===== Stored records =====
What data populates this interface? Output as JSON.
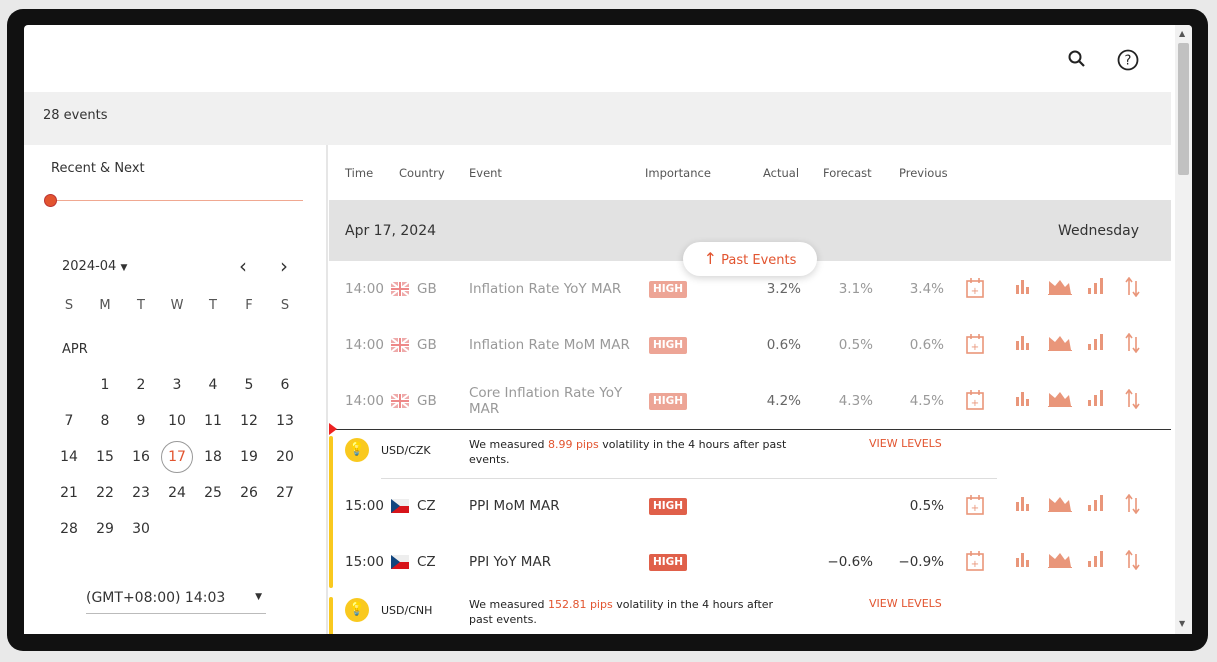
{
  "header": {
    "search_icon": "search-icon",
    "help_icon": "help-circle-icon"
  },
  "topbar": {
    "count": "28 events"
  },
  "left": {
    "filter_label": "Recent & Next",
    "slider_value": 0,
    "month_select": "2024-04",
    "weekdays": [
      "S",
      "M",
      "T",
      "W",
      "T",
      "F",
      "S"
    ],
    "month_label": "APR",
    "days": [
      "",
      "1",
      "2",
      "3",
      "4",
      "5",
      "6",
      "7",
      "8",
      "9",
      "10",
      "11",
      "12",
      "13",
      "14",
      "15",
      "16",
      "17",
      "18",
      "19",
      "20",
      "21",
      "22",
      "23",
      "24",
      "25",
      "26",
      "27",
      "28",
      "29",
      "30"
    ],
    "selected_day": "17",
    "timezone": "(GMT+08:00) 14:03"
  },
  "table": {
    "columns": {
      "time": "Time",
      "country": "Country",
      "event": "Event",
      "importance": "Importance",
      "actual": "Actual",
      "forecast": "Forecast",
      "previous": "Previous"
    },
    "date": "Apr 17, 2024",
    "weekday": "Wednesday",
    "past_events_label": "Past Events",
    "rows": [
      {
        "time": "14:00",
        "country": "GB",
        "event": "Inflation Rate YoY MAR",
        "importance": "HIGH",
        "actual": "3.2%",
        "forecast": "3.1%",
        "previous": "3.4%"
      },
      {
        "time": "14:00",
        "country": "GB",
        "event": "Inflation Rate MoM MAR",
        "importance": "HIGH",
        "actual": "0.6%",
        "forecast": "0.5%",
        "previous": "0.6%"
      },
      {
        "time": "14:00",
        "country": "GB",
        "event": "Core Inflation Rate YoY MAR",
        "importance": "HIGH",
        "actual": "4.2%",
        "forecast": "4.3%",
        "previous": "4.5%"
      },
      {
        "time": "15:00",
        "country": "CZ",
        "event": "PPI MoM MAR",
        "importance": "HIGH",
        "actual": "",
        "forecast": "",
        "previous": "0.5%"
      },
      {
        "time": "15:00",
        "country": "CZ",
        "event": "PPI YoY MAR",
        "importance": "HIGH",
        "actual": "",
        "forecast": "−0.6%",
        "previous": "−0.9%"
      }
    ],
    "volatility": [
      {
        "pair": "USD/CZK",
        "pre": "We measured ",
        "pips": "8.99 pips",
        "post": " volatility in the 4 hours after past",
        "post2": "events.",
        "link": "VIEW LEVELS"
      },
      {
        "pair": "USD/CNH",
        "pre": "We measured ",
        "pips": "152.81 pips",
        "post": " volatility in the 4 hours after",
        "post2": "past events.",
        "link": "VIEW LEVELS"
      }
    ]
  },
  "colors": {
    "accent": "#e2542f",
    "high_badge": "#e0604a",
    "high_badge_past": "#eda596",
    "bulb": "#f9c91f"
  }
}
=====
**Task:** Find each line holding the word "after" and copy it.

**Output of the task:**
        "post": " volatility in the 4 hours after past",
        "post": " volatility in the 4 hours after",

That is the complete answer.